DATASET ENTRIES:
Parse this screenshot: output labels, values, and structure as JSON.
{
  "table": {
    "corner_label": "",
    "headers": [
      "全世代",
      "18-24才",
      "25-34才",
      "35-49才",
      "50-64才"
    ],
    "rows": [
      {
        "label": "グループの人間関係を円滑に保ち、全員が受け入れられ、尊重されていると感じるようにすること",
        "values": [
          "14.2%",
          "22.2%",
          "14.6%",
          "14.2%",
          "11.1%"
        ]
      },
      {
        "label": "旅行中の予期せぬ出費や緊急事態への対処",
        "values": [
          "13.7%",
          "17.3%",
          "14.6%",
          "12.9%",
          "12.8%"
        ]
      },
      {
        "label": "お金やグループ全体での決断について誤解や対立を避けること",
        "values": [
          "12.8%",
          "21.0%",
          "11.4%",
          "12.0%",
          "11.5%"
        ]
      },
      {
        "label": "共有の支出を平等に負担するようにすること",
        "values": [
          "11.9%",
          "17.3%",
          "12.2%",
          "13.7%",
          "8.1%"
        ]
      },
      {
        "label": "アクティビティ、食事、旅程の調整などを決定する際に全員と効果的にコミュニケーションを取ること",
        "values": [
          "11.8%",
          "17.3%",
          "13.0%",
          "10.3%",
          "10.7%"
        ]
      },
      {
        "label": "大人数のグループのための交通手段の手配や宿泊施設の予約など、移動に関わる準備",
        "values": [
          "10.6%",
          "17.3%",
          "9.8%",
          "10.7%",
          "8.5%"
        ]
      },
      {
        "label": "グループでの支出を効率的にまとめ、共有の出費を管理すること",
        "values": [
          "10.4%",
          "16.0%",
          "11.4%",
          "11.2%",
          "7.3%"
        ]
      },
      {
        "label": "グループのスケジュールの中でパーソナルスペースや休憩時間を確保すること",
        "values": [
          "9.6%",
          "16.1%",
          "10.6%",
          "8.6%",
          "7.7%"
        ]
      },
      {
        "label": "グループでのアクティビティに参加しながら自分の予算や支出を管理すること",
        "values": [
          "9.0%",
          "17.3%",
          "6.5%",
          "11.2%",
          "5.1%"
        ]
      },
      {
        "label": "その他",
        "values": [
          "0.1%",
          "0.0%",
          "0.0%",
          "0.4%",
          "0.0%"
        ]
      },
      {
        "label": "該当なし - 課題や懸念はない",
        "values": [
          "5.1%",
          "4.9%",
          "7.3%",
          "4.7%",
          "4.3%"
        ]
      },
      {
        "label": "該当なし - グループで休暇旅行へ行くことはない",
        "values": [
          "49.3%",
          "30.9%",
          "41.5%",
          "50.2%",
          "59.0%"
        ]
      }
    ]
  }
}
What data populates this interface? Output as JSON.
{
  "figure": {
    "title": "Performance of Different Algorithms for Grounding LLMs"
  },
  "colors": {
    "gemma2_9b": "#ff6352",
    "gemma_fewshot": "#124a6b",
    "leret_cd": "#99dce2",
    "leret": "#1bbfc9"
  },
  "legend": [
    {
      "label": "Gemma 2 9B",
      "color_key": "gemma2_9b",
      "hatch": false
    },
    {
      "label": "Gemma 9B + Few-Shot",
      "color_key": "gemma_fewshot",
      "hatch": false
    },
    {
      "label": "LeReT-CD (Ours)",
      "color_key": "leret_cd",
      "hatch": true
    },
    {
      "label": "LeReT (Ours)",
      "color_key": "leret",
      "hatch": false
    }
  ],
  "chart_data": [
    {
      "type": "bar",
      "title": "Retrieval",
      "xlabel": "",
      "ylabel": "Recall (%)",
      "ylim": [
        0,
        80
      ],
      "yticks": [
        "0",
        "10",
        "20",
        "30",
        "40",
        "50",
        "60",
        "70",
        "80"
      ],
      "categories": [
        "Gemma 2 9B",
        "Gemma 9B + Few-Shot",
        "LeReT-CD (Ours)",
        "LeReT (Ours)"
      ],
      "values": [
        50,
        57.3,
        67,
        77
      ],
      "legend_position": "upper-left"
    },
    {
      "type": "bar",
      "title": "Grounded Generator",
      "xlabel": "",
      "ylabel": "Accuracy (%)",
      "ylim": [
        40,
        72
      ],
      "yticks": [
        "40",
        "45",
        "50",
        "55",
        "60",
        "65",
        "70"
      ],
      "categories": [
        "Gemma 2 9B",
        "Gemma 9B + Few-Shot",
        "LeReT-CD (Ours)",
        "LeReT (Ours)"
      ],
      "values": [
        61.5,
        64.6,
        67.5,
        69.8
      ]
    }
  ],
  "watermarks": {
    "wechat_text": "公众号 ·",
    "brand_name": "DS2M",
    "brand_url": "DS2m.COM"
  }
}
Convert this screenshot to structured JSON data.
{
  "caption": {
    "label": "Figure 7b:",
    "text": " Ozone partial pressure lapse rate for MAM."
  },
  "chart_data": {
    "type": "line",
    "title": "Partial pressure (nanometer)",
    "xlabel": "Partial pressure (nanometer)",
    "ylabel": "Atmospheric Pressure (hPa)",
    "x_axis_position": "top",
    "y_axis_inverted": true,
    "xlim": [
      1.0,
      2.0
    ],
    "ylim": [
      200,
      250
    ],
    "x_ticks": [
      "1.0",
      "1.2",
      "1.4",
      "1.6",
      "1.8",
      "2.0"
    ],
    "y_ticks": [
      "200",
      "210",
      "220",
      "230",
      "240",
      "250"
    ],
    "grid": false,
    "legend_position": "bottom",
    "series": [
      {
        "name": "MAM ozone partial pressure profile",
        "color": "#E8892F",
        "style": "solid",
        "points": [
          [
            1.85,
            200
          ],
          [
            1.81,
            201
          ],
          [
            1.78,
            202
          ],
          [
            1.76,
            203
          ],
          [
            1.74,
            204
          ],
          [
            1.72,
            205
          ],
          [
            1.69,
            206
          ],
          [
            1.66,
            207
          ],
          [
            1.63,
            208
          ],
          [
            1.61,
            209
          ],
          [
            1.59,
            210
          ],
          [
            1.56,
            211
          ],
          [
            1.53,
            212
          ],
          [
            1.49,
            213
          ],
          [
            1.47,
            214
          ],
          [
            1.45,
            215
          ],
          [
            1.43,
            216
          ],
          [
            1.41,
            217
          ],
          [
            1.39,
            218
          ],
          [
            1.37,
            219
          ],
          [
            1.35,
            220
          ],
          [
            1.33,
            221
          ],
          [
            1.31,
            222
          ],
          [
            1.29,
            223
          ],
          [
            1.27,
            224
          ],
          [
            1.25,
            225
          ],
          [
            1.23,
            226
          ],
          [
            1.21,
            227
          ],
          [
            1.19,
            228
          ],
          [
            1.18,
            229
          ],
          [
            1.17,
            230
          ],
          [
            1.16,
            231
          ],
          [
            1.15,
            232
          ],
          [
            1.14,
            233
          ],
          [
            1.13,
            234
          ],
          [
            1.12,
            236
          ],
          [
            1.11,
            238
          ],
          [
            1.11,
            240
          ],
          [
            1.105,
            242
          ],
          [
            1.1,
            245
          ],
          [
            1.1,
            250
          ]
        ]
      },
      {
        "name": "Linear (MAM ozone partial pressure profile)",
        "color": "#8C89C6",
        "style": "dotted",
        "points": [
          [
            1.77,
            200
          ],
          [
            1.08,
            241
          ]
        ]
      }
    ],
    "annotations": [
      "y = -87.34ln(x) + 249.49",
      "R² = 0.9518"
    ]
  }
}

DESCRIPTION OF THE TASK:
From the entries above, return each line with the word "nanometer" in it.

OUTPUT OF THE TASK:
    "title": "Partial pressure (nanometer)",
    "xlabel": "Partial pressure (nanometer)",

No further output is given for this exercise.